EXERCISE TASK: Extract each line of the material below that contains the string "Greenland", treating uppercase and lowercase letters as distinct.

——

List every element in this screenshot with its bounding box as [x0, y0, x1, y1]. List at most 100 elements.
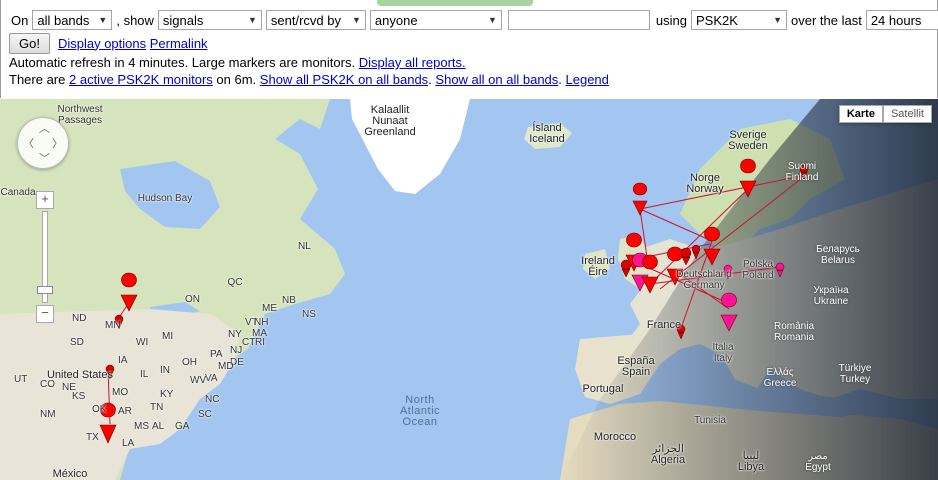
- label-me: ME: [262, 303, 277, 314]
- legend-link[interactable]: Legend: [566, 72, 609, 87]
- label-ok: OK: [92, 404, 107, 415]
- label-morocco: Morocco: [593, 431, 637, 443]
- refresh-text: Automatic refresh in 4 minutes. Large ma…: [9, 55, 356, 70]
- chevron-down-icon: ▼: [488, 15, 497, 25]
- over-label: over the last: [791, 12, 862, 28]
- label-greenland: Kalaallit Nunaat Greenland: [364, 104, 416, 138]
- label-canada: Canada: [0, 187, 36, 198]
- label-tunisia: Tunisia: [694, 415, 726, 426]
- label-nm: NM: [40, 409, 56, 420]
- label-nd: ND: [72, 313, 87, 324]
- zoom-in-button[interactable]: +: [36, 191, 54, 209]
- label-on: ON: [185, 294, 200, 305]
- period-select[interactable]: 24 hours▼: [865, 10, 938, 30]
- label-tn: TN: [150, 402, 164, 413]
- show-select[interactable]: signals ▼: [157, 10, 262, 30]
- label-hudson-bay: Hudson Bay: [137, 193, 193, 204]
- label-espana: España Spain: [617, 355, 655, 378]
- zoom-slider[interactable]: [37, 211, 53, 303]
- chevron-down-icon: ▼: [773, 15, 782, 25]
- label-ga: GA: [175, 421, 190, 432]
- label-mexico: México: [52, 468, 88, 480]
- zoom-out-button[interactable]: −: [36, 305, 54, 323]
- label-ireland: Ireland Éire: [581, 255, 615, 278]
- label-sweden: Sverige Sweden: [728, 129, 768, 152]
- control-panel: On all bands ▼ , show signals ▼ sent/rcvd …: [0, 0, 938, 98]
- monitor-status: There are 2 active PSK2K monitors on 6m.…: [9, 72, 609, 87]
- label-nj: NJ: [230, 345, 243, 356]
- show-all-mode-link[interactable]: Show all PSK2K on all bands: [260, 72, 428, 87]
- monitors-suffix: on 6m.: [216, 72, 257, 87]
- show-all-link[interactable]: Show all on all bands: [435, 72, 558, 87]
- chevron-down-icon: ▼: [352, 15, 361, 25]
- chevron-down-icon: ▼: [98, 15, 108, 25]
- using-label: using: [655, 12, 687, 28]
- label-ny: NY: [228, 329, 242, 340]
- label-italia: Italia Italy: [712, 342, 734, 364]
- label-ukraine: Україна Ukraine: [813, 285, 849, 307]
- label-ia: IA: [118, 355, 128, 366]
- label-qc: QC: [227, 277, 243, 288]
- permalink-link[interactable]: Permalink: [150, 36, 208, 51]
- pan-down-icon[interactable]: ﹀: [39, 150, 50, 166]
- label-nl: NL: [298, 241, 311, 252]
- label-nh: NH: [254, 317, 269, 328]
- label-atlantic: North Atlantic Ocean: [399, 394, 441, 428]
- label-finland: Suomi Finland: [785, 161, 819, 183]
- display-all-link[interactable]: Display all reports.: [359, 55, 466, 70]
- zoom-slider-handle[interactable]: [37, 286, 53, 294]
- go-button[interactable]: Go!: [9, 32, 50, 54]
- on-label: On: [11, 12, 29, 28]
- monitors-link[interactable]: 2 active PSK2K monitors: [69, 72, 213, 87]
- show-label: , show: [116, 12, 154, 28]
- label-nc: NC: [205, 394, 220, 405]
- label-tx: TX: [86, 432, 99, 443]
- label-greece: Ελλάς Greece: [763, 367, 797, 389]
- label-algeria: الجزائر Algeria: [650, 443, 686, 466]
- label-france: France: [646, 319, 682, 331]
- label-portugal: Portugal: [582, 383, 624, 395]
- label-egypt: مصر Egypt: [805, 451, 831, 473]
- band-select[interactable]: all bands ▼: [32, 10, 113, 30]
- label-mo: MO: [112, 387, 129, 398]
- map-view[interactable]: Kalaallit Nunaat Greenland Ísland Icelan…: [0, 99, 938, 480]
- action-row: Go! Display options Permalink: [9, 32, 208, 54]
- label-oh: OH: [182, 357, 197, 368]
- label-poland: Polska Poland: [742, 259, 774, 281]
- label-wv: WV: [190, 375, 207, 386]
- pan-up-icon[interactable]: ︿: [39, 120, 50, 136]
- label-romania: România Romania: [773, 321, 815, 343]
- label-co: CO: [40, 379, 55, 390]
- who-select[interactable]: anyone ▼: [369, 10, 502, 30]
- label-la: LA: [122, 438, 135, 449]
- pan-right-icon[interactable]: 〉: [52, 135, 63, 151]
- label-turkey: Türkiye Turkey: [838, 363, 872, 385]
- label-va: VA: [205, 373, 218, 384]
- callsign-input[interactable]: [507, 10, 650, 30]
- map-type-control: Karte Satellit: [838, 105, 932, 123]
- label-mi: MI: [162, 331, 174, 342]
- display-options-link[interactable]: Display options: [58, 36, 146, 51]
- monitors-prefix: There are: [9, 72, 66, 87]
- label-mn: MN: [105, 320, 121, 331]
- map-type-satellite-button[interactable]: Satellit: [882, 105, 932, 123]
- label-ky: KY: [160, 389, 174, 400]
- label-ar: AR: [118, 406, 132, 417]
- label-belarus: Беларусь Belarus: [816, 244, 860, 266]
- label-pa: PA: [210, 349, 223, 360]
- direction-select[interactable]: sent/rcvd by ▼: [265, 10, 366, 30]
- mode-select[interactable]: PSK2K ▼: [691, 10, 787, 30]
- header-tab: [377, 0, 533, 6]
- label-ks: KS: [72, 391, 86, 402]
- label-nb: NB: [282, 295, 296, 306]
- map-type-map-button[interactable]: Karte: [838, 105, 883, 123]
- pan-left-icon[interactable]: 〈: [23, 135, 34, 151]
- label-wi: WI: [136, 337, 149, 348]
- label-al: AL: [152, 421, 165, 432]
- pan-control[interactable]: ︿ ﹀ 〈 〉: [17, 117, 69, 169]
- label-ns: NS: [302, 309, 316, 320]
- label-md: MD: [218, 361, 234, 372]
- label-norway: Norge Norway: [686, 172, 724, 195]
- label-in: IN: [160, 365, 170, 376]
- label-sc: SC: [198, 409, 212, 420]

——

SOLUTION TO THIS PROBLEM:
- label-greenland: Kalaallit Nunaat Greenland: [364, 104, 416, 138]
- map-view[interactable]: Kalaallit Nunaat Greenland Ísland Icelan…: [0, 99, 938, 480]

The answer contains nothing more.